Internal Design of Asian Option Pricing Engine

Overview

The Asian option pricing engine uses Monte Carlo Simulation to estimate the value of the Asian option. Here, we assume the process of asset pricing applies to Black-Scholes process.

Asian Option is kind of exotic option. The payoff is path dependent and it is dependent on the average price of underlying asset over the settled period of time \(T\).

The payoff of Asian options is determined by the arithmetic or geometric average underlying price over some pre-set period of time. This is different from the case of usual European Option and American Option, where the payoff of the option depends on the price of the underlying at exercise. One advantage of Asian option is the relative cost of Asian option compared to American options. Because of the averaging feature, Asian options are typically cheaper than American options.

The average price of underlying asset could be used as strike price or the underlying settlement price at the expiry time. When the average price of underlying asset is used as the underlying settlement price at the expiry time, the payoff is calculated as follows:

payoff of put option = \(\max(0, K - A(T))\)

payoff of call option = \(\max(0, A(T) - K)\)

When the average price of underlying asset is used as the strike price at the expiry time, the payoff is calculated as follows:

payoff of put option = \(\max(0, A(T) - S_T)\)

payoff of call option = \(\max(0, S_T - A(T))\)

Where \(T\) is the time of maturity, \(A(T)\) is the average price of asset during time \(T\), \(K\) is the fixed strike, \(S_T\) is the price of underlying asset at maturity.

• Stored records:

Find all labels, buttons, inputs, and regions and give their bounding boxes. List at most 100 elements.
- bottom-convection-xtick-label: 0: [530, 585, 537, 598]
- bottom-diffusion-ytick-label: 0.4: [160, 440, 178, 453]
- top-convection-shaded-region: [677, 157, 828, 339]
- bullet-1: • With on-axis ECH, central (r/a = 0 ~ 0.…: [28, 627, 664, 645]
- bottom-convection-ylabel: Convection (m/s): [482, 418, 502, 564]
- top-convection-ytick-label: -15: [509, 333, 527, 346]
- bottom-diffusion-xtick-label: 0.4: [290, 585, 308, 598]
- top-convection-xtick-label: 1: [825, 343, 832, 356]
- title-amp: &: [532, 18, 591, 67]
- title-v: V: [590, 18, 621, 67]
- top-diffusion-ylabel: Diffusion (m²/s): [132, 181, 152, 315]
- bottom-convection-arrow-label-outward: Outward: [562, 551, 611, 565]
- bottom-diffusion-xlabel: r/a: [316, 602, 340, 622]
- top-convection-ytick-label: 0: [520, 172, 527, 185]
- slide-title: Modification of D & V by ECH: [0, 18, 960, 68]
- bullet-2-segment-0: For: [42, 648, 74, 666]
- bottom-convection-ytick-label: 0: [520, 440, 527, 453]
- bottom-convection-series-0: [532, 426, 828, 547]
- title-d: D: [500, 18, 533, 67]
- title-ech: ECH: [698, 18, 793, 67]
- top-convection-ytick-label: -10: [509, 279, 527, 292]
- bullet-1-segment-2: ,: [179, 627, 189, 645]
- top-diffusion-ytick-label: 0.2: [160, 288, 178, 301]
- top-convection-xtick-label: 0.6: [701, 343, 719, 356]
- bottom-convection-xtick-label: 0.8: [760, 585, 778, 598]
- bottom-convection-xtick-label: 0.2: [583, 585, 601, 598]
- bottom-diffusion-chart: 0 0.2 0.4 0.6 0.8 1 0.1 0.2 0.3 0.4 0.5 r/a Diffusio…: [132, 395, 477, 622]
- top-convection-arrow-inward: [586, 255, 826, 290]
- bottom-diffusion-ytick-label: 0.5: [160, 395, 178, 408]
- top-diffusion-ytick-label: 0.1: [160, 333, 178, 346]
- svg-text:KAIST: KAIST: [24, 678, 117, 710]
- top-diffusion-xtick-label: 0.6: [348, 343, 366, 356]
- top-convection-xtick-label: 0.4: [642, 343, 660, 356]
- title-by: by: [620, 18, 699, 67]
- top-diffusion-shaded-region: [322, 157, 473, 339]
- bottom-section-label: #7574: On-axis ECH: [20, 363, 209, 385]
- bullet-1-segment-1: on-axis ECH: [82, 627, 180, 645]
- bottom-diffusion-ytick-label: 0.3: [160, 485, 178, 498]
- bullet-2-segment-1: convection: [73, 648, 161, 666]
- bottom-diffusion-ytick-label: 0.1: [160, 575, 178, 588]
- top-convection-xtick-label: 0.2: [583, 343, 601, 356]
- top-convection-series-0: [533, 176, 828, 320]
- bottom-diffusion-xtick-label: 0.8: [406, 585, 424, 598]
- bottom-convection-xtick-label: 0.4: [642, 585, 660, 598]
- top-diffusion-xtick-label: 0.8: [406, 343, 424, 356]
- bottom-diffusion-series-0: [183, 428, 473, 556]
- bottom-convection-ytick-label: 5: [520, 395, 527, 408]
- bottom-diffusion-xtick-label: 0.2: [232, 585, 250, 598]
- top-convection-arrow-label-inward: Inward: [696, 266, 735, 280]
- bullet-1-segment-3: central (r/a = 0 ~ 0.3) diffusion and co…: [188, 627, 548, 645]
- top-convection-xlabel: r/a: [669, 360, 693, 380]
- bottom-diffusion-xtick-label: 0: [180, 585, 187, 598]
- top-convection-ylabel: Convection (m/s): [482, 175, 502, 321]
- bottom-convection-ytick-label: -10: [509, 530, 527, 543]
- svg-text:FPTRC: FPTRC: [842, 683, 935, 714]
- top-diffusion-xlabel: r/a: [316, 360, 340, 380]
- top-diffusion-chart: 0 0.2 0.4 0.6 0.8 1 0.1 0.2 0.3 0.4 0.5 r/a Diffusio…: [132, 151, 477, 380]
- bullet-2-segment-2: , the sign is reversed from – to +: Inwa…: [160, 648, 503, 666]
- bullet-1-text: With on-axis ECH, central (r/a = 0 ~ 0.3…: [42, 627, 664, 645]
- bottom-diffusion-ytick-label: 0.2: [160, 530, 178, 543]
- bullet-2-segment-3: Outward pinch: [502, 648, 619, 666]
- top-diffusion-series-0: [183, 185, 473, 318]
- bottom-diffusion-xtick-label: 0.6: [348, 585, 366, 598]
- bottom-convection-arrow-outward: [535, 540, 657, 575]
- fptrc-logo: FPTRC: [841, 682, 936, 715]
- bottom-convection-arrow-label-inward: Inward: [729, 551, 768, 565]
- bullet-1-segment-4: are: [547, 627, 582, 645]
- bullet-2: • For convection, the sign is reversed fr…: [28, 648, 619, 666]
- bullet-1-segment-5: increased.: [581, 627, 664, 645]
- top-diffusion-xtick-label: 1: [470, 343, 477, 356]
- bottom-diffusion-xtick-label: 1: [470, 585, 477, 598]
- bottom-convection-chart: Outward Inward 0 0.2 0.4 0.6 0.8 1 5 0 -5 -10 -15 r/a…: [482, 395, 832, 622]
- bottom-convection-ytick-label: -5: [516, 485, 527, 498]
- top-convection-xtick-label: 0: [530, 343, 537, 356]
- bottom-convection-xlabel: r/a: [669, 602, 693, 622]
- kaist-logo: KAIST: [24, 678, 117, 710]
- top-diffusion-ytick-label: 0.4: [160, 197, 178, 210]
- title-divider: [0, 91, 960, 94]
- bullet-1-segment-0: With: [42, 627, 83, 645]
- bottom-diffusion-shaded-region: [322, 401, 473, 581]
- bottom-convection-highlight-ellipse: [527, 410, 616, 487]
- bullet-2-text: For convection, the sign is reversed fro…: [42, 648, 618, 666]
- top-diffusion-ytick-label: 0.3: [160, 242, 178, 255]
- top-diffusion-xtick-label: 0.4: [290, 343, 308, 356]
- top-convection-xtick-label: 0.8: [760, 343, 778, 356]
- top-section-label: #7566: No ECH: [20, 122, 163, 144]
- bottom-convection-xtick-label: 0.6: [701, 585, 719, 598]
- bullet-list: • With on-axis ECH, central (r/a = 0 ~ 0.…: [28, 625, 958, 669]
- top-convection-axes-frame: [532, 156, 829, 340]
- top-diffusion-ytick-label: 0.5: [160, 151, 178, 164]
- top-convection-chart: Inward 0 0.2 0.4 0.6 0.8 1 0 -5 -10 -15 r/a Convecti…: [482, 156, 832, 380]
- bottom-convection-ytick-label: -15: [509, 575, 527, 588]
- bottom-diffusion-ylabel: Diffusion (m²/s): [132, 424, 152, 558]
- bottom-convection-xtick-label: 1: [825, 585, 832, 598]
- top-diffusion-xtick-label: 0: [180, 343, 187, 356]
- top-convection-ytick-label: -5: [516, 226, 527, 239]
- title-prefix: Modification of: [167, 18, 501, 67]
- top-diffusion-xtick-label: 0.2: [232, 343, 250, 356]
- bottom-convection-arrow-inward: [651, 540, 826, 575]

• Exercises to complete:
1 > Answer these questions from the Asian option pricing engine text:
(a) What method does the engine use to estimate the value of an Asian option?
(b) According to the text, what feature makes Asian options typically cheaper than American options?
(c) What does \(S_T\) stand for?
2 > Output the passage of the Asian option pricing engine text word for word, starting at "The average price of underlying asset could" and ending at "asset at maturity.".
The rows are separate material and have no connection to the text on the Asian option pricing engine.

• Written answers:
1 >
(a) Monte Carlo Simulation.
(b) The averaging feature.
(c) The price of the underlying asset at maturity.

2 >
The average price of underlying asset could be used as strike price or the underlying settlement price at the expiry time. When the average price of underlying asset is used as the underlying settlement price at the expiry time, the payoff is calculated as follows:

payoff of put option = \(\max(0, K - A(T))\)

payoff of call option = \(\max(0, A(T) - K)\)

When the average price of underlying asset is used as the strike price at the expiry time, the payoff is calculated as follows:

payoff of put option = \(\max(0, A(T) - S_T)\)

payoff of call option = \(\max(0, S_T - A(T))\)

Where \(T\) is the time of maturity, \(A(T)\) is the average price of asset during time \(T\), \(K\) is the fixed strike, \(S_T\) is the price of underlying asset at maturity.